The input >>

******

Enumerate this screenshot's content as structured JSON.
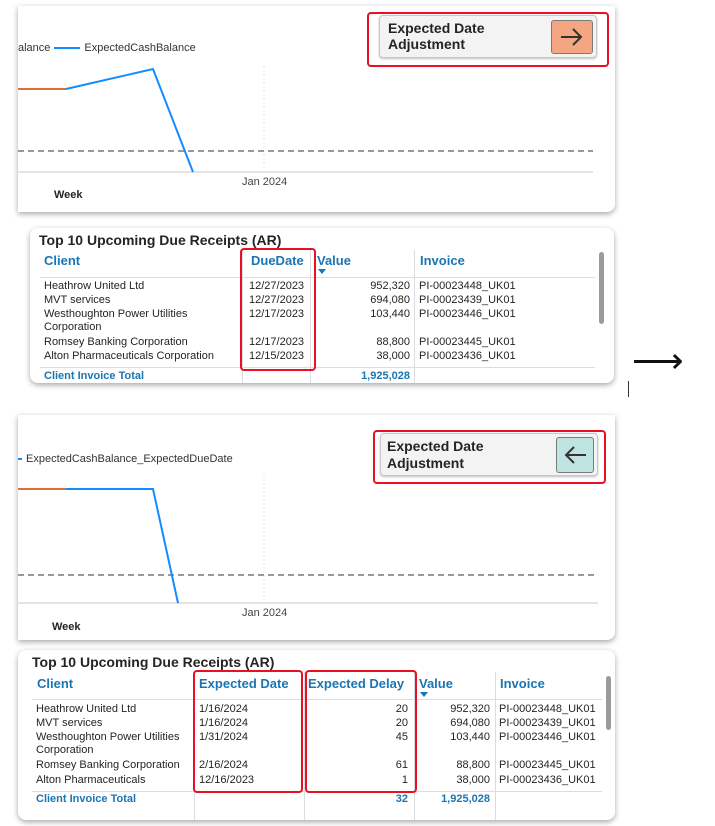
{
  "top": {
    "legend": {
      "item1": "alance",
      "item2": "ExpectedCashBalance"
    },
    "button": {
      "label_line1": "Expected Date",
      "label_line2": "Adjustment",
      "icon": "arrow-right-icon",
      "icon_bg": "#F4A582"
    },
    "axis": {
      "tick": "Jan 2024",
      "xlabel": "Week"
    },
    "table": {
      "title": "Top 10 Upcoming Due Receipts (AR)",
      "headers": {
        "client": "Client",
        "due_date": "DueDate",
        "value": "Value",
        "invoice": "Invoice"
      },
      "rows": [
        {
          "client": "Heathrow United Ltd",
          "date": "12/27/2023",
          "value": "952,320",
          "invoice": "PI-00023448_UK01"
        },
        {
          "client": "MVT services",
          "date": "12/27/2023",
          "value": "694,080",
          "invoice": "PI-00023439_UK01"
        },
        {
          "client": "Westhoughton Power Utilities",
          "client2": "Corporation",
          "date": "12/17/2023",
          "value": "103,440",
          "invoice": "PI-00023446_UK01"
        },
        {
          "client": "Romsey Banking Corporation",
          "date": "12/17/2023",
          "value": "88,800",
          "invoice": "PI-00023445_UK01"
        },
        {
          "client": "Alton Pharmaceuticals Corporation",
          "date": "12/15/2023",
          "value": "38,000",
          "invoice": "PI-00023436_UK01"
        }
      ],
      "total": {
        "label": "Client Invoice Total",
        "value": "1,925,028"
      }
    }
  },
  "transition_arrow": "⟶",
  "bottom": {
    "legend": {
      "item1": "ExpectedCashBalance_ExpectedDueDate"
    },
    "button": {
      "label_line1": "Expected Date",
      "label_line2": "Adjustment",
      "icon": "arrow-left-icon",
      "icon_bg": "#BFE3E0"
    },
    "axis": {
      "tick": "Jan 2024",
      "xlabel": "Week"
    },
    "table": {
      "title": "Top 10 Upcoming Due Receipts (AR)",
      "headers": {
        "client": "Client",
        "expected_date": "Expected Date",
        "expected_delay": "Expected Delay",
        "value": "Value",
        "invoice": "Invoice"
      },
      "rows": [
        {
          "client": "Heathrow United Ltd",
          "date": "1/16/2024",
          "delay": "20",
          "value": "952,320",
          "invoice": "PI-00023448_UK01"
        },
        {
          "client": "MVT services",
          "date": "1/16/2024",
          "delay": "20",
          "value": "694,080",
          "invoice": "PI-00023439_UK01"
        },
        {
          "client": "Westhoughton Power Utilities",
          "client2": "Corporation",
          "date": "1/31/2024",
          "delay": "45",
          "value": "103,440",
          "invoice": "PI-00023446_UK01"
        },
        {
          "client": "Romsey Banking Corporation",
          "date": "2/16/2024",
          "delay": "61",
          "value": "88,800",
          "invoice": "PI-00023445_UK01"
        },
        {
          "client": "Alton Pharmaceuticals",
          "date": "12/16/2023",
          "delay": "1",
          "value": "38,000",
          "invoice": "PI-00023436_UK01"
        }
      ],
      "total": {
        "label": "Client Invoice Total",
        "delay": "32",
        "value": "1,925,028"
      }
    }
  },
  "colors": {
    "orange_line": "#E66C37",
    "blue_line": "#118DFF",
    "header_blue": "#1A75B3",
    "highlight_red": "#E81123"
  }
}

******

Given instruction >>
Each entry should be repeated exactly as it appears; the pictures stay out.

Result of the task >>
Enumerate this screenshot's content as structured JSON.
{
  "top": {
    "legend": {
      "item1": "alance",
      "item2": "ExpectedCashBalance"
    },
    "button": {
      "label_line1": "Expected Date",
      "label_line2": "Adjustment",
      "icon": "arrow-right-icon",
      "icon_bg": "#F4A582"
    },
    "axis": {
      "tick": "Jan 2024",
      "xlabel": "Week"
    },
    "table": {
      "title": "Top 10 Upcoming Due Receipts (AR)",
      "headers": {
        "client": "Client",
        "due_date": "DueDate",
        "value": "Value",
        "invoice": "Invoice"
      },
      "rows": [
        {
          "client": "Heathrow United Ltd",
          "date": "12/27/2023",
          "value": "952,320",
          "invoice": "PI-00023448_UK01"
        },
        {
          "client": "MVT services",
          "date": "12/27/2023",
          "value": "694,080",
          "invoice": "PI-00023439_UK01"
        },
        {
          "client": "Westhoughton Power Utilities",
          "client2": "Corporation",
          "date": "12/17/2023",
          "value": "103,440",
          "invoice": "PI-00023446_UK01"
        },
        {
          "client": "Romsey Banking Corporation",
          "date": "12/17/2023",
          "value": "88,800",
          "invoice": "PI-00023445_UK01"
        },
        {
          "client": "Alton Pharmaceuticals Corporation",
          "date": "12/15/2023",
          "value": "38,000",
          "invoice": "PI-00023436_UK01"
        }
      ],
      "total": {
        "label": "Client Invoice Total",
        "value": "1,925,028"
      }
    }
  },
  "transition_arrow": "⟶",
  "bottom": {
    "legend": {
      "item1": "ExpectedCashBalance_ExpectedDueDate"
    },
    "button": {
      "label_line1": "Expected Date",
      "label_line2": "Adjustment",
      "icon": "arrow-left-icon",
      "icon_bg": "#BFE3E0"
    },
    "axis": {
      "tick": "Jan 2024",
      "xlabel": "Week"
    },
    "table": {
      "title": "Top 10 Upcoming Due Receipts (AR)",
      "headers": {
        "client": "Client",
        "expected_date": "Expected Date",
        "expected_delay": "Expected Delay",
        "value": "Value",
        "invoice": "Invoice"
      },
      "rows": [
        {
          "client": "Heathrow United Ltd",
          "date": "1/16/2024",
          "delay": "20",
          "value": "952,320",
          "invoice": "PI-00023448_UK01"
        },
        {
          "client": "MVT services",
          "date": "1/16/2024",
          "delay": "20",
          "value": "694,080",
          "invoice": "PI-00023439_UK01"
        },
        {
          "client": "Westhoughton Power Utilities",
          "client2": "Corporation",
          "date": "1/31/2024",
          "delay": "45",
          "value": "103,440",
          "invoice": "PI-00023446_UK01"
        },
        {
          "client": "Romsey Banking Corporation",
          "date": "2/16/2024",
          "delay": "61",
          "value": "88,800",
          "invoice": "PI-00023445_UK01"
        },
        {
          "client": "Alton Pharmaceuticals",
          "date": "12/16/2023",
          "delay": "1",
          "value": "38,000",
          "invoice": "PI-00023436_UK01"
        }
      ],
      "total": {
        "label": "Client Invoice Total",
        "delay": "32",
        "value": "1,925,028"
      }
    }
  },
  "colors": {
    "orange_line": "#E66C37",
    "blue_line": "#118DFF",
    "header_blue": "#1A75B3",
    "highlight_red": "#E81123"
  }
}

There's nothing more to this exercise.